[START RECORD SET]

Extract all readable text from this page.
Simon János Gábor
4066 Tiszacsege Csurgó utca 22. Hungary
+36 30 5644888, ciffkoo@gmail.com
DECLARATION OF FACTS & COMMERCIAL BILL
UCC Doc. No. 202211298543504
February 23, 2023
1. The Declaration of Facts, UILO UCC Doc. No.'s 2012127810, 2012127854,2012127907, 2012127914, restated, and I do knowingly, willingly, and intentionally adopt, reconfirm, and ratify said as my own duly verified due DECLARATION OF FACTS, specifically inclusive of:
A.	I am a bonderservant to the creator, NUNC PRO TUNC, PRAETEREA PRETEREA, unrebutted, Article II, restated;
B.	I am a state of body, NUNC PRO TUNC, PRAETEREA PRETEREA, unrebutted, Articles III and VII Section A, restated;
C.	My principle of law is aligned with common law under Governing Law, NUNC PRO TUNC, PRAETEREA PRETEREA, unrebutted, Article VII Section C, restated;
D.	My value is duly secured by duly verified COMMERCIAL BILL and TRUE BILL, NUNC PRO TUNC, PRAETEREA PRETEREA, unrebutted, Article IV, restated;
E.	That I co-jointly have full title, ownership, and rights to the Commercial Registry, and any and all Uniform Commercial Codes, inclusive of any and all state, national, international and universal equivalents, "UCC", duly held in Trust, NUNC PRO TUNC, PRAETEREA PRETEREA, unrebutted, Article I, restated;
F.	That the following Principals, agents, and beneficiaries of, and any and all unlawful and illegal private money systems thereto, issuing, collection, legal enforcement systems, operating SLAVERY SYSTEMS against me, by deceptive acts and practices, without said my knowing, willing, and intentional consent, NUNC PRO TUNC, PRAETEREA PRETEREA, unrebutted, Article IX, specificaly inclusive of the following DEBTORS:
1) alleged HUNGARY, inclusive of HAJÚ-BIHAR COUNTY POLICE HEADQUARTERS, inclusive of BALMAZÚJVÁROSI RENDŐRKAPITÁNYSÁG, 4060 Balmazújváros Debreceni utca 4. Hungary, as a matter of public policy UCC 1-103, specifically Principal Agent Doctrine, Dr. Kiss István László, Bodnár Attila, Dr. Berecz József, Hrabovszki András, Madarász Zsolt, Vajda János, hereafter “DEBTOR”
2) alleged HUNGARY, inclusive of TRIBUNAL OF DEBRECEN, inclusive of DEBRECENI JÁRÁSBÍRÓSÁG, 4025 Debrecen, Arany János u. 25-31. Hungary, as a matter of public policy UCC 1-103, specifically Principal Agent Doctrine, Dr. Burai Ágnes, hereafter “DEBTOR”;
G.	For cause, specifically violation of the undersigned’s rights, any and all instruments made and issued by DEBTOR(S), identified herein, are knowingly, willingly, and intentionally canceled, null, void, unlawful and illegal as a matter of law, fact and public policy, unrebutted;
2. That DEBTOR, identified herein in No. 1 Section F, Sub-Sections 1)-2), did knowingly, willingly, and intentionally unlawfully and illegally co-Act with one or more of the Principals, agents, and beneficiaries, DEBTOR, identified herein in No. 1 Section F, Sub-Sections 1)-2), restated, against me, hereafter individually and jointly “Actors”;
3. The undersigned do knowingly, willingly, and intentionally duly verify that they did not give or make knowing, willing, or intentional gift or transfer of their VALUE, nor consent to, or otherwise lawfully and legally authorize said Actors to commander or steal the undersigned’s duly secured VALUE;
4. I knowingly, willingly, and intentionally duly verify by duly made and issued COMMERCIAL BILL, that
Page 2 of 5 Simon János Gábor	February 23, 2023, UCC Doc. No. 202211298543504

[END RECORD SET]

*TASK REQUIREMENTS:* Output an exact copy of each record.

*CORRECT RESULT:*
Extract all readable text from this page.
Simon János Gábor
4066 Tiszacsege Csurgó utca 22. Hungary
+36 30 5644888, ciffkoo@gmail.com
DECLARATION OF FACTS & COMMERCIAL BILL
UCC Doc. No. 202211298543504
February 23, 2023
1. The Declaration of Facts, UILO UCC Doc. No.'s 2012127810, 2012127854,2012127907, 2012127914, restated, and I do knowingly, willingly, and intentionally adopt, reconfirm, and ratify said as my own duly verified due DECLARATION OF FACTS, specifically inclusive of:
A.	I am a bonderservant to the creator, NUNC PRO TUNC, PRAETEREA PRETEREA, unrebutted, Article II, restated;
B.	I am a state of body, NUNC PRO TUNC, PRAETEREA PRETEREA, unrebutted, Articles III and VII Section A, restated;
C.	My principle of law is aligned with common law under Governing Law, NUNC PRO TUNC, PRAETEREA PRETEREA, unrebutted, Article VII Section C, restated;
D.	My value is duly secured by duly verified COMMERCIAL BILL and TRUE BILL, NUNC PRO TUNC, PRAETEREA PRETEREA, unrebutted, Article IV, restated;
E.	That I co-jointly have full title, ownership, and rights to the Commercial Registry, and any and all Uniform Commercial Codes, inclusive of any and all state, national, international and universal equivalents, "UCC", duly held in Trust, NUNC PRO TUNC, PRAETEREA PRETEREA, unrebutted, Article I, restated;
F.	That the following Principals, agents, and beneficiaries of, and any and all unlawful and illegal private money systems thereto, issuing, collection, legal enforcement systems, operating SLAVERY SYSTEMS against me, by deceptive acts and practices, without said my knowing, willing, and intentional consent, NUNC PRO TUNC, PRAETEREA PRETEREA, unrebutted, Article IX, specificaly inclusive of the following DEBTORS:
1) alleged HUNGARY, inclusive of HAJÚ-BIHAR COUNTY POLICE HEADQUARTERS, inclusive of BALMAZÚJVÁROSI RENDŐRKAPITÁNYSÁG, 4060 Balmazújváros Debreceni utca 4. Hungary, as a matter of public policy UCC 1-103, specifically Principal Agent Doctrine, Dr. Kiss István László, Bodnár Attila, Dr. Berecz József, Hrabovszki András, Madarász Zsolt, Vajda János, hereafter “DEBTOR”
2) alleged HUNGARY, inclusive of TRIBUNAL OF DEBRECEN, inclusive of DEBRECENI JÁRÁSBÍRÓSÁG, 4025 Debrecen, Arany János u. 25-31. Hungary, as a matter of public policy UCC 1-103, specifically Principal Agent Doctrine, Dr. Burai Ágnes, hereafter “DEBTOR”;
G.	For cause, specifically violation of the undersigned’s rights, any and all instruments made and issued by DEBTOR(S), identified herein, are knowingly, willingly, and intentionally canceled, null, void, unlawful and illegal as a matter of law, fact and public policy, unrebutted;
2. That DEBTOR, identified herein in No. 1 Section F, Sub-Sections 1)-2), did knowingly, willingly, and intentionally unlawfully and illegally co-Act with one or more of the Principals, agents, and beneficiaries, DEBTOR, identified herein in No. 1 Section F, Sub-Sections 1)-2), restated, against me, hereafter individually and jointly “Actors”;
3. The undersigned do knowingly, willingly, and intentionally duly verify that they did not give or make knowing, willing, or intentional gift or transfer of their VALUE, nor consent to, or otherwise lawfully and legally authorize said Actors to commander or steal the undersigned’s duly secured VALUE;
4. I knowingly, willingly, and intentionally duly verify by duly made and issued COMMERCIAL BILL, that
Page 2 of 5 Simon János Gábor	February 23, 2023, UCC Doc. No. 202211298543504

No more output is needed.